Exercise details: Tally the lines that hold the word "JSON" and reply with that figure only.

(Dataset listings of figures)
------------------------------

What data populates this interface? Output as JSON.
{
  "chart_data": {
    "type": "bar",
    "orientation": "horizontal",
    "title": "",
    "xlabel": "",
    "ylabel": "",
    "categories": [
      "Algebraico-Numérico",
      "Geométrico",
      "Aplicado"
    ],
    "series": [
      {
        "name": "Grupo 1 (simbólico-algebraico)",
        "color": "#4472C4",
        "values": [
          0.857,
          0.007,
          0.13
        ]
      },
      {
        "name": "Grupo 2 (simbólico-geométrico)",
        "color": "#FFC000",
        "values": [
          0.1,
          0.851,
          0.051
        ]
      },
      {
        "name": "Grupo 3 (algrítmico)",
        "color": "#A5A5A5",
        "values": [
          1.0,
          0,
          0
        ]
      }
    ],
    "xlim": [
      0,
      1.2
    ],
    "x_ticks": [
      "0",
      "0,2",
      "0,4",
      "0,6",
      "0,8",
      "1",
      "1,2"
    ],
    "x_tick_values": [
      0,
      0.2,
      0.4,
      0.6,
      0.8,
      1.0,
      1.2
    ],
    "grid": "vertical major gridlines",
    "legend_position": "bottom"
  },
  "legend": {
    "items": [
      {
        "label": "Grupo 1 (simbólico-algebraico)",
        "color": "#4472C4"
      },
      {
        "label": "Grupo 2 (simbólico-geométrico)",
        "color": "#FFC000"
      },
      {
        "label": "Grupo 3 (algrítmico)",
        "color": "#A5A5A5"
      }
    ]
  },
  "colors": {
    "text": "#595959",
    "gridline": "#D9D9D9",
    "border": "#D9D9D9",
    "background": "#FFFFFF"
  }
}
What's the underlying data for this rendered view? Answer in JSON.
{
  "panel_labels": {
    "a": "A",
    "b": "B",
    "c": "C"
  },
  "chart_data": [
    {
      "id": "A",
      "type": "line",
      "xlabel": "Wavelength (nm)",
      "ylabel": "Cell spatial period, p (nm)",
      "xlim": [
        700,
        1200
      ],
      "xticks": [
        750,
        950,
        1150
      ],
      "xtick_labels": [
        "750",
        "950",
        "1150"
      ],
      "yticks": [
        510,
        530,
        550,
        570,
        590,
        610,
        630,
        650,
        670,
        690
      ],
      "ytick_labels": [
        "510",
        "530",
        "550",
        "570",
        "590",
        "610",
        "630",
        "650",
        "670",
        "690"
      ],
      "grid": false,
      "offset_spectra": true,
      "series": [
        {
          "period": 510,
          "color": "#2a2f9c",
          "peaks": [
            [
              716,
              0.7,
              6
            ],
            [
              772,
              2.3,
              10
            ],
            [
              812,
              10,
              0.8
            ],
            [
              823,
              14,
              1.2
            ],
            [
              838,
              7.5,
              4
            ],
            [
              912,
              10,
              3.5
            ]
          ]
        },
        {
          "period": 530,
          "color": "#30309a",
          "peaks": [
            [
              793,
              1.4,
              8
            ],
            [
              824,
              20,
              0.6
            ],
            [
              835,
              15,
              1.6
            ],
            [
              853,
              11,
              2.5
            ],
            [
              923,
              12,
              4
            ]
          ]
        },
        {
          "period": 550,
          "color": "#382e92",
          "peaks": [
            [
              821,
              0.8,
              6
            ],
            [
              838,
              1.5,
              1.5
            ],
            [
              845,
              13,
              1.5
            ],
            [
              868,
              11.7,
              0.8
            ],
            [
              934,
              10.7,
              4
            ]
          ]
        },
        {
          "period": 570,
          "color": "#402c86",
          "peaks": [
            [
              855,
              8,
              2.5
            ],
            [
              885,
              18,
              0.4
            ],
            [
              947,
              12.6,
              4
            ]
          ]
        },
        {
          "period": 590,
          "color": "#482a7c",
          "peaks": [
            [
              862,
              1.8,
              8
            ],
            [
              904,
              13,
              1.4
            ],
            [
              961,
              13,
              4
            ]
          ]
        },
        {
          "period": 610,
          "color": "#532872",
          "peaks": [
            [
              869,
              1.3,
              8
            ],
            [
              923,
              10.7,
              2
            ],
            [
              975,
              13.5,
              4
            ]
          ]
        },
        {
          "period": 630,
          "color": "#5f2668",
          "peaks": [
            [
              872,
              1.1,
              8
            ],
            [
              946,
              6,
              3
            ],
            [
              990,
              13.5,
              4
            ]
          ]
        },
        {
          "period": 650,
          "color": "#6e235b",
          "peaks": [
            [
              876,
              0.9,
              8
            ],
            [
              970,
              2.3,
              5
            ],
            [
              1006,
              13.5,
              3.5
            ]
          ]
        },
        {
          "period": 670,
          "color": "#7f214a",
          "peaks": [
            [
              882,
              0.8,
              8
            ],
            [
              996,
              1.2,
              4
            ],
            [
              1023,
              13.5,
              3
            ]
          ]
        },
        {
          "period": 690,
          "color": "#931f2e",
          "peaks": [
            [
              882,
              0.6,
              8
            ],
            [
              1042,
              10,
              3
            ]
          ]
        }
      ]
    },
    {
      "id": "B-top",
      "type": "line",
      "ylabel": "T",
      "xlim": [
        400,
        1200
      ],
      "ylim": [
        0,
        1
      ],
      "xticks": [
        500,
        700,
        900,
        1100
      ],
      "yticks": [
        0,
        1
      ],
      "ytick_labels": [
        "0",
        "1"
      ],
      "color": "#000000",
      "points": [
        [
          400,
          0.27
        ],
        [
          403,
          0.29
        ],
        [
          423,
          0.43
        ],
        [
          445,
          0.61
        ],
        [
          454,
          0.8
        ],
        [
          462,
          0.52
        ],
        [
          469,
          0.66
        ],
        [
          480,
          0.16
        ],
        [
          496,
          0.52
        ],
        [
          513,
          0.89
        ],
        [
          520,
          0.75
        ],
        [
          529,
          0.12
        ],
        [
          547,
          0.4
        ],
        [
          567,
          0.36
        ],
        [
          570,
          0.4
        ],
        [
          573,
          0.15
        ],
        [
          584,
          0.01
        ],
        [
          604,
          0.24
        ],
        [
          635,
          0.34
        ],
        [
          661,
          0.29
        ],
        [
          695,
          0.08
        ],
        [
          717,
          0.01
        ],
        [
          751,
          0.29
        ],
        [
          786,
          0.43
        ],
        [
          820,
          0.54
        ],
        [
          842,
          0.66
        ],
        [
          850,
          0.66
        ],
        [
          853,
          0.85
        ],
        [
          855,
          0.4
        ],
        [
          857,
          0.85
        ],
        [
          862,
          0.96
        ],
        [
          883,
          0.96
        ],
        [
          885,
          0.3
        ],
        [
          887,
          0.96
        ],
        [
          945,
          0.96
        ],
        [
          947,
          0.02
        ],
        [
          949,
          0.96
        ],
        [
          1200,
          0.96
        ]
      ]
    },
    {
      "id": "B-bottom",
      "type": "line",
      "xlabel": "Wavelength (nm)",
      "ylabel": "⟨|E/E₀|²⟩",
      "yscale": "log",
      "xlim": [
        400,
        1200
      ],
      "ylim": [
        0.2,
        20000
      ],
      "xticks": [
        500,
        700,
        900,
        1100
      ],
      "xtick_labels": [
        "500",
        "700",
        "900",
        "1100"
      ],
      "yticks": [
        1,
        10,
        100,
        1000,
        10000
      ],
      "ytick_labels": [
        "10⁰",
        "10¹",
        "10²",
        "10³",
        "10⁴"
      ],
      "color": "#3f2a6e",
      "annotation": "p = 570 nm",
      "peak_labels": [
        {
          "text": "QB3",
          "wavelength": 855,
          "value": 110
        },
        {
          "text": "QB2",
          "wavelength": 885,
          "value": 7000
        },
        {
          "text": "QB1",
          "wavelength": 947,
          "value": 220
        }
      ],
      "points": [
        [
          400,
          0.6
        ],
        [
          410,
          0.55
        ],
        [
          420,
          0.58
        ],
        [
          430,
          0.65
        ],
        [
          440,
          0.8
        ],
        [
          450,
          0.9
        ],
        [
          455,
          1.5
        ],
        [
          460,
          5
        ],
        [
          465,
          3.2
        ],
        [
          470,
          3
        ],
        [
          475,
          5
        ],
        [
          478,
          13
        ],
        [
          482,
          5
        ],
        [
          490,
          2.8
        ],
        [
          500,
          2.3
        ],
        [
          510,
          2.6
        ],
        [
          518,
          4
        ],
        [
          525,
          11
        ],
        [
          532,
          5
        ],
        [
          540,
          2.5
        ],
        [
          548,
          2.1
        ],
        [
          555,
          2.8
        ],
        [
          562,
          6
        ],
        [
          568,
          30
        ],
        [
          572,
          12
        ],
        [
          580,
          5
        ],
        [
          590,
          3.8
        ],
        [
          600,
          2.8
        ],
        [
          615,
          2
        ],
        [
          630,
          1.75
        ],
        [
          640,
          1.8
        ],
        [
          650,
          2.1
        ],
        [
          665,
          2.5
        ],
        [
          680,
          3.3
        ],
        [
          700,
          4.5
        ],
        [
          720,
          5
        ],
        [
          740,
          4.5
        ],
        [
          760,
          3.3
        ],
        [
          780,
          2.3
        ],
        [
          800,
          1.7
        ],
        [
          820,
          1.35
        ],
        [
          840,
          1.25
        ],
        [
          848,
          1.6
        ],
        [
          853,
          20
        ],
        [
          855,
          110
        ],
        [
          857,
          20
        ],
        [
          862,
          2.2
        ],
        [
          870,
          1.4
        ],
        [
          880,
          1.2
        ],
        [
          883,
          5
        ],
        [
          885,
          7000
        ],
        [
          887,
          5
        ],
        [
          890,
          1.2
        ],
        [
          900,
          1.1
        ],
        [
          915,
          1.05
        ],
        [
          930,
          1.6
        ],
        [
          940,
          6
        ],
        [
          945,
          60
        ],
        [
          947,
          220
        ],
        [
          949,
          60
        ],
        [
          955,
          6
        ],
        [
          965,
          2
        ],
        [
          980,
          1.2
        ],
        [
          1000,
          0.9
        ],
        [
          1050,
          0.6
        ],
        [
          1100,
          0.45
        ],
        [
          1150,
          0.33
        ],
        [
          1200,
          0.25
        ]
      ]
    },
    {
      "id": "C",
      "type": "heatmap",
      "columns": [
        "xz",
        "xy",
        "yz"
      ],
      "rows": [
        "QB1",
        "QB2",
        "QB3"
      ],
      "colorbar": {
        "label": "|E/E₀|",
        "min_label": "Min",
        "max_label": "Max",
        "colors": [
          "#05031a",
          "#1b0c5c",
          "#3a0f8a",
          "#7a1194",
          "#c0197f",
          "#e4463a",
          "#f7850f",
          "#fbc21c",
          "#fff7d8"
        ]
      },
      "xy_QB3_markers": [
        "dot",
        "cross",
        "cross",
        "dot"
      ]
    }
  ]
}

------------------------------

Full solution: 2